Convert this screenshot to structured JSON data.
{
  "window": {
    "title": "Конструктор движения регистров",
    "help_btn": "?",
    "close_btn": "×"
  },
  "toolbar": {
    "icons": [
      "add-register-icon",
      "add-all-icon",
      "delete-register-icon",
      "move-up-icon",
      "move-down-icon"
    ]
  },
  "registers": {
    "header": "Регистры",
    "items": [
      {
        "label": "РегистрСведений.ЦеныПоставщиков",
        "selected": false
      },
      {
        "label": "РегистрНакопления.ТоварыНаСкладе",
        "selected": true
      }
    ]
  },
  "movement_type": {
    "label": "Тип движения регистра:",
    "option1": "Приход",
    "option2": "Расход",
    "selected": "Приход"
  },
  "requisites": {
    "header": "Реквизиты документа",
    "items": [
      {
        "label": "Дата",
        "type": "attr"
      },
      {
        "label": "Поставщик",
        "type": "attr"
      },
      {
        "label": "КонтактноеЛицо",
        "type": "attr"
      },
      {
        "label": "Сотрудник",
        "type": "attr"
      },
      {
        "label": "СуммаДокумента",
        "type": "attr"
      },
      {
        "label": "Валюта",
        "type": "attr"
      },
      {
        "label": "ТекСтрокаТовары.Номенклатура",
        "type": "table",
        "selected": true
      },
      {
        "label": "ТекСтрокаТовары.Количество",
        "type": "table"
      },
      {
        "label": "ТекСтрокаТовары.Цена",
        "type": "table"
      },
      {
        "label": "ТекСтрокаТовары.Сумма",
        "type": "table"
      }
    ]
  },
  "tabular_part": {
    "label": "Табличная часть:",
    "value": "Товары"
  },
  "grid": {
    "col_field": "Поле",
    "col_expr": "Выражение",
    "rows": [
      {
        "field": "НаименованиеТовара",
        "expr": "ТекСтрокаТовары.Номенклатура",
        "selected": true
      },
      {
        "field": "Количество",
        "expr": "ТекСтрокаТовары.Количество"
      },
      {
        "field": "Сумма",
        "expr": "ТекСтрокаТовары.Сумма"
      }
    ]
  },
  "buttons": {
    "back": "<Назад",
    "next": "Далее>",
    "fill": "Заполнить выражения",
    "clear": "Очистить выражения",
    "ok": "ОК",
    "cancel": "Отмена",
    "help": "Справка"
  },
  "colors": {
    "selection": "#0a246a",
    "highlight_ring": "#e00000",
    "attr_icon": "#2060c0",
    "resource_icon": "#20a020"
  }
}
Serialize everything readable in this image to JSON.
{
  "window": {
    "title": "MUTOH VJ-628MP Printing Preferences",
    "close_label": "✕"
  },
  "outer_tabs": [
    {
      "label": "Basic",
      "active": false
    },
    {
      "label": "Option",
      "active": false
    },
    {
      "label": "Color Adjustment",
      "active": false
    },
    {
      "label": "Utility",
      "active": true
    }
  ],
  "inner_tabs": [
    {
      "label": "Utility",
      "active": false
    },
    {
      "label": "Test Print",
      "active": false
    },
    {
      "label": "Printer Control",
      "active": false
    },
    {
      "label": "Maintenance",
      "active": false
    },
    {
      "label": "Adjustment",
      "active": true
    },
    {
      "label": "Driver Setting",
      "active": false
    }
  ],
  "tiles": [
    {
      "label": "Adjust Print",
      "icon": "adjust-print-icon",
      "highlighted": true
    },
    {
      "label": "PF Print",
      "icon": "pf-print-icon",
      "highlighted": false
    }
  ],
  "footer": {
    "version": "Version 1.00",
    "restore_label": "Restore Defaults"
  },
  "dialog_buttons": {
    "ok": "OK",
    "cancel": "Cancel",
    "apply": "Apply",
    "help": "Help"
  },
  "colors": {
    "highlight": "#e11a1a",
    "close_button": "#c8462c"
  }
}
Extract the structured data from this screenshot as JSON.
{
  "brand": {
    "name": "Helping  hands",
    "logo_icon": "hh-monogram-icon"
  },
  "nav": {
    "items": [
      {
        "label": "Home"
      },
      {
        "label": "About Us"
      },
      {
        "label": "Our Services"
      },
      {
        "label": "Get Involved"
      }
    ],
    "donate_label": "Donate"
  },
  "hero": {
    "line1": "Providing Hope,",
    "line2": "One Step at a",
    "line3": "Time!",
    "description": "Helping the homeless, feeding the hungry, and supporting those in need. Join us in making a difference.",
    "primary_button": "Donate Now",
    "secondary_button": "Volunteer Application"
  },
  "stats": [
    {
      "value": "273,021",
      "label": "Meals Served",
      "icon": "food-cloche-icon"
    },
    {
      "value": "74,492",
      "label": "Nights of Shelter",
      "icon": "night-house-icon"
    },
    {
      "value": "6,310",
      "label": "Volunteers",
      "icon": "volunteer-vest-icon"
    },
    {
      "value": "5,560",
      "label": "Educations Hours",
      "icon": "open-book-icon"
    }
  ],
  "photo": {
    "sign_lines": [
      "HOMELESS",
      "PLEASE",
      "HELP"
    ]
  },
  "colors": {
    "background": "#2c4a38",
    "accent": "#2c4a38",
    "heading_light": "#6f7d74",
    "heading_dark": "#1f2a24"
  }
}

■ **Problem description**: Track down every line of the material containing the string "движения", and copy it.

■ **Completed exercise**:
    "title": "Конструктор движения регистров",
    "label": "Тип движения регистра:",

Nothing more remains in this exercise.